RICHIESTA: Modifica le righe del tratto che si apre con la riga contenente "190, 226, 203]" e si chiude con quella contenente "902, 526, 906]", sostituendo "panel-background" con "panel-bg" e lasciando tutto il resto invariato.

___ DATI FORNITI

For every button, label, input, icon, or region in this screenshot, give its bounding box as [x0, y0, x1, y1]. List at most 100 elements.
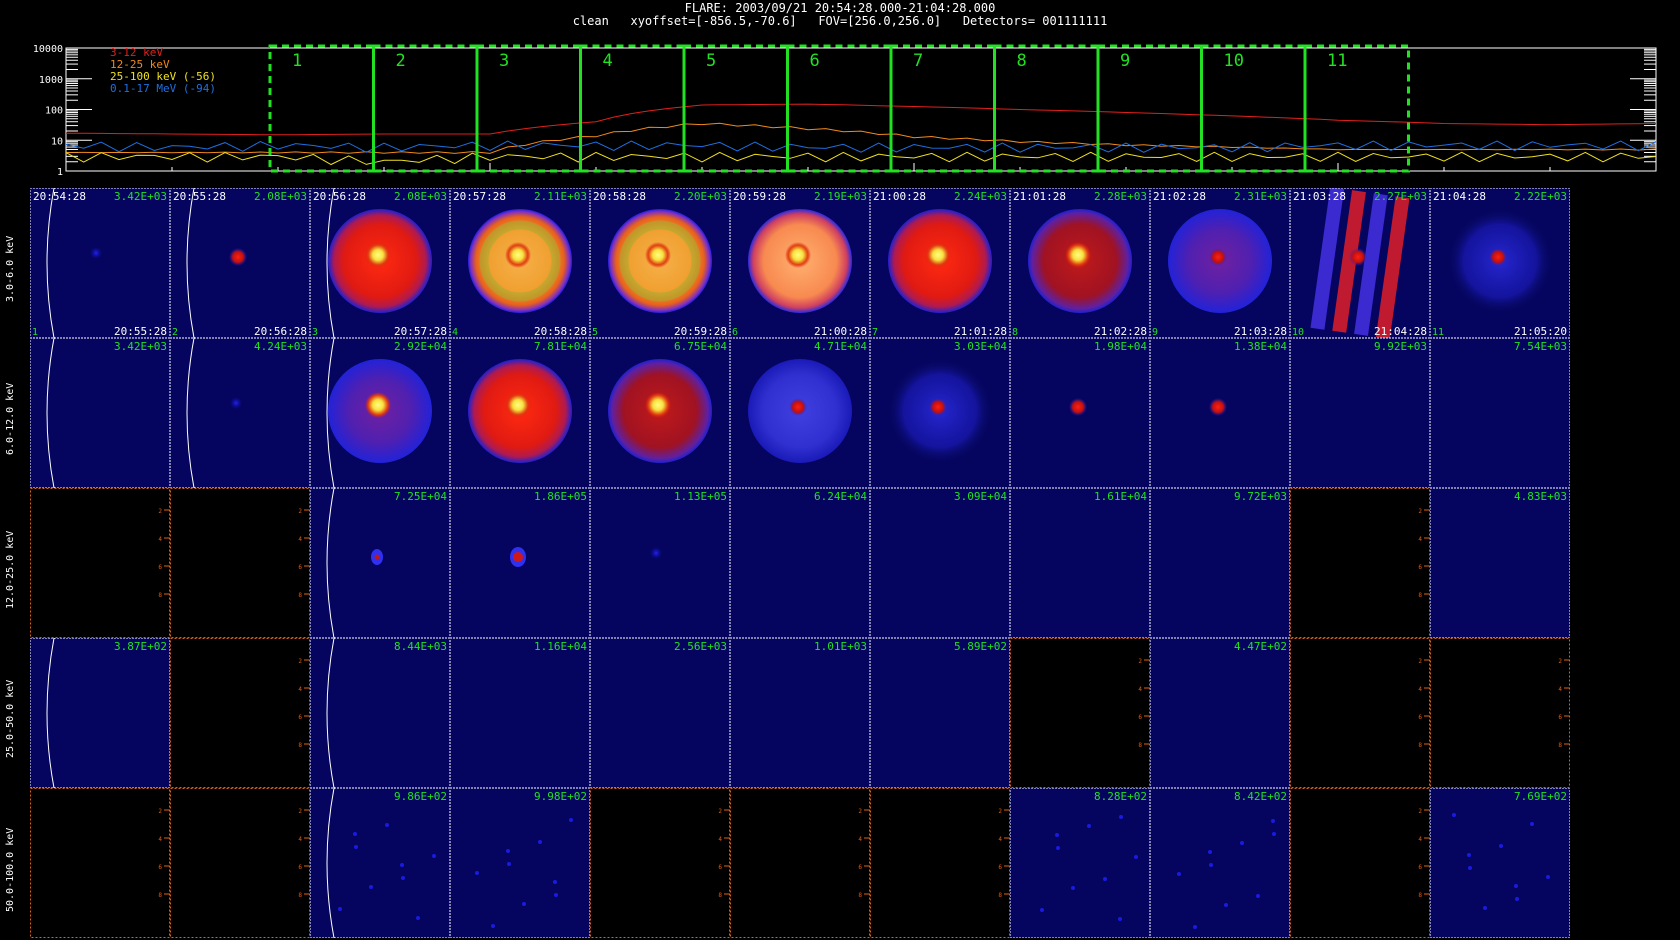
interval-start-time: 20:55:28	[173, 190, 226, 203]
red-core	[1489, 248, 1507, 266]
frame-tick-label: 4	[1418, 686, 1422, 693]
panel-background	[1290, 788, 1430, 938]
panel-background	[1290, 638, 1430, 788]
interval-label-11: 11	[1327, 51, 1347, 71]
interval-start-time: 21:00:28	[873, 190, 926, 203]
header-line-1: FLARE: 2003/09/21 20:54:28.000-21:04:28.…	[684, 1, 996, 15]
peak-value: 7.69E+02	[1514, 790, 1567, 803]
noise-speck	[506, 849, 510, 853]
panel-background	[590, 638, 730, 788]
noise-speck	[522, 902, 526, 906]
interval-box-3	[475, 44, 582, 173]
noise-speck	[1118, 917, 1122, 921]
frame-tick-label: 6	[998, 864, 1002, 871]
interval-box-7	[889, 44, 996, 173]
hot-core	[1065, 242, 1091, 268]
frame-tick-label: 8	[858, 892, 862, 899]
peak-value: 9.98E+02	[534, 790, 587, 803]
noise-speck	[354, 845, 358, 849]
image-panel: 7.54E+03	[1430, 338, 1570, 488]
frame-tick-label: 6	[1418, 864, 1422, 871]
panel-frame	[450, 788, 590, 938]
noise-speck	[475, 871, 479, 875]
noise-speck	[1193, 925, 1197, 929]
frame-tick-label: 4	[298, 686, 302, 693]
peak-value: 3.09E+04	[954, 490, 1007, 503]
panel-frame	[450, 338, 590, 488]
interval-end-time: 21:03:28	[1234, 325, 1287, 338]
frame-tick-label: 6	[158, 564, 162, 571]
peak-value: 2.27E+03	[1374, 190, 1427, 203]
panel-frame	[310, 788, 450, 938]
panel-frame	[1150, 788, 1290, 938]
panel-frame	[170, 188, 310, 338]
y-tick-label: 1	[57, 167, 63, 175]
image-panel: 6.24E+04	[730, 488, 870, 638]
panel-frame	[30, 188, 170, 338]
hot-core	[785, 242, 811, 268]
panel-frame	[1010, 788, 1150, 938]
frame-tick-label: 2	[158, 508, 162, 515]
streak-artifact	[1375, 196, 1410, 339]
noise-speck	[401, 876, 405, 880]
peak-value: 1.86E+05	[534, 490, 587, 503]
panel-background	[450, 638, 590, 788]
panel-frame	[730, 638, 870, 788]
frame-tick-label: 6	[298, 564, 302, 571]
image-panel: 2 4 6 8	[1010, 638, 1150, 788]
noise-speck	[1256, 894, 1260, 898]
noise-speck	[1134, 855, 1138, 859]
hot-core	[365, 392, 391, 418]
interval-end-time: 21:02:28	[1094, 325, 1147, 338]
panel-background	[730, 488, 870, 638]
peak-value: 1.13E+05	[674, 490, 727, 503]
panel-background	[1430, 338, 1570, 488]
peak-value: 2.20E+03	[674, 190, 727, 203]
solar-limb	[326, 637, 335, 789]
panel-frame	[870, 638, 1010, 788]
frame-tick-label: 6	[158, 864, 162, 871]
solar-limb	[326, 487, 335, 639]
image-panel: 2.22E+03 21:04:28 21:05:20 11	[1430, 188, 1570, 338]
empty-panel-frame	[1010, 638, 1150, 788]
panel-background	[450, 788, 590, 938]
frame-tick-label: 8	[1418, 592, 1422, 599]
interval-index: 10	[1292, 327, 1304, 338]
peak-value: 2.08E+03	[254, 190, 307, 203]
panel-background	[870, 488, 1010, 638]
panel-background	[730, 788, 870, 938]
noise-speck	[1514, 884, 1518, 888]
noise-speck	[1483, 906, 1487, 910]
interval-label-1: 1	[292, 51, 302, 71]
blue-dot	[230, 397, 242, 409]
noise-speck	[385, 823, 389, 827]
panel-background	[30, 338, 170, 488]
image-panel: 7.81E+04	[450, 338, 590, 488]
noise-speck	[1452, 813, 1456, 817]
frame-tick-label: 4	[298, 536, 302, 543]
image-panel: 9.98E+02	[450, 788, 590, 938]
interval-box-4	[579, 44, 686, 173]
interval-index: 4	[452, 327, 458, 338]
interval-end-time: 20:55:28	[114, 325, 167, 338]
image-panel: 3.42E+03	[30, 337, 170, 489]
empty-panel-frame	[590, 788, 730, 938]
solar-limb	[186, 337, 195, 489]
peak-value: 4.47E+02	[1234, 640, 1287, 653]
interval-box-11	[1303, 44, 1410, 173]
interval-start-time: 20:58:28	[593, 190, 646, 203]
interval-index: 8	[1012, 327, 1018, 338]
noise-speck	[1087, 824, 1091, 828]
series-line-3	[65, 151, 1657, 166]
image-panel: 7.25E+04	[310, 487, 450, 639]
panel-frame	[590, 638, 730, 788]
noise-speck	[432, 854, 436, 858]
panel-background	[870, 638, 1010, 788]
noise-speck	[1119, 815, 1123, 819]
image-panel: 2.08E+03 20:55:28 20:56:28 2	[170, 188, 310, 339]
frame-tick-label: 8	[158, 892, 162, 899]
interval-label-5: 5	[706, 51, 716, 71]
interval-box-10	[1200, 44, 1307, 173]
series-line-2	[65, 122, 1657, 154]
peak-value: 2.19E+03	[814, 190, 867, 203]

______

RISPOSTA SCRITTA:
interval-start-time: 20:55:28	[173, 190, 226, 203]
red-core	[1489, 248, 1507, 266]
frame-tick-label: 4	[1418, 686, 1422, 693]
panel-bg	[1290, 788, 1430, 938]
panel-bg	[1290, 638, 1430, 788]
interval-label-11: 11	[1327, 51, 1347, 71]
interval-start-time: 21:00:28	[873, 190, 926, 203]
header-line-1: FLARE: 2003/09/21 20:54:28.000-21:04:28.…	[684, 1, 996, 15]
peak-value: 7.69E+02	[1514, 790, 1567, 803]
noise-speck	[506, 849, 510, 853]
panel-bg	[590, 638, 730, 788]
noise-speck	[522, 902, 526, 906]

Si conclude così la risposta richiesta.